Work to do - Reproduce the records below in full and word for word, excluding pictures.

[Start of Record excerpts]

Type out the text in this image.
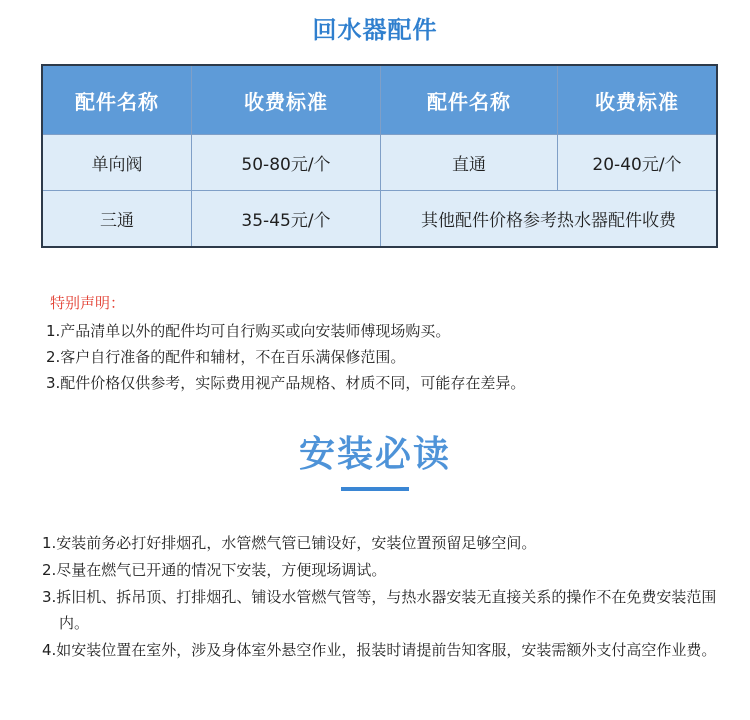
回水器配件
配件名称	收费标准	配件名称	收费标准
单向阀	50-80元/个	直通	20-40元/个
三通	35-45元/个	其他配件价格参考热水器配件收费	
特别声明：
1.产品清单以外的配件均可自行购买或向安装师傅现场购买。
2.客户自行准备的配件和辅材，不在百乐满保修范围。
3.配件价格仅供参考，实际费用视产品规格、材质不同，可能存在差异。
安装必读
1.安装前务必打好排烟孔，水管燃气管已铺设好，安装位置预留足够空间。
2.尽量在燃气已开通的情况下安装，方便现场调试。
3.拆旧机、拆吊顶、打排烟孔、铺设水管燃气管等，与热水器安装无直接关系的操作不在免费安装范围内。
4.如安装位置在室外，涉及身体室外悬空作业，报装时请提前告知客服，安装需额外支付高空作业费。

[End of Record excerpts]

Correct answer -
Type out the text in this image.
回水器配件
配件名称	收费标准	配件名称	收费标准
单向阀	50-80元/个	直通	20-40元/个
三通	35-45元/个	其他配件价格参考热水器配件收费	
特别声明：
1.产品清单以外的配件均可自行购买或向安装师傅现场购买。
2.客户自行准备的配件和辅材，不在百乐满保修范围。
3.配件价格仅供参考，实际费用视产品规格、材质不同，可能存在差异。
安装必读
1.安装前务必打好排烟孔，水管燃气管已铺设好，安装位置预留足够空间。
2.尽量在燃气已开通的情况下安装，方便现场调试。
3.拆旧机、拆吊顶、打排烟孔、铺设水管燃气管等，与热水器安装无直接关系的操作不在免费安装范围内。
4.如安装位置在室外，涉及身体室外悬空作业，报装时请提前告知客服，安装需额外支付高空作业费。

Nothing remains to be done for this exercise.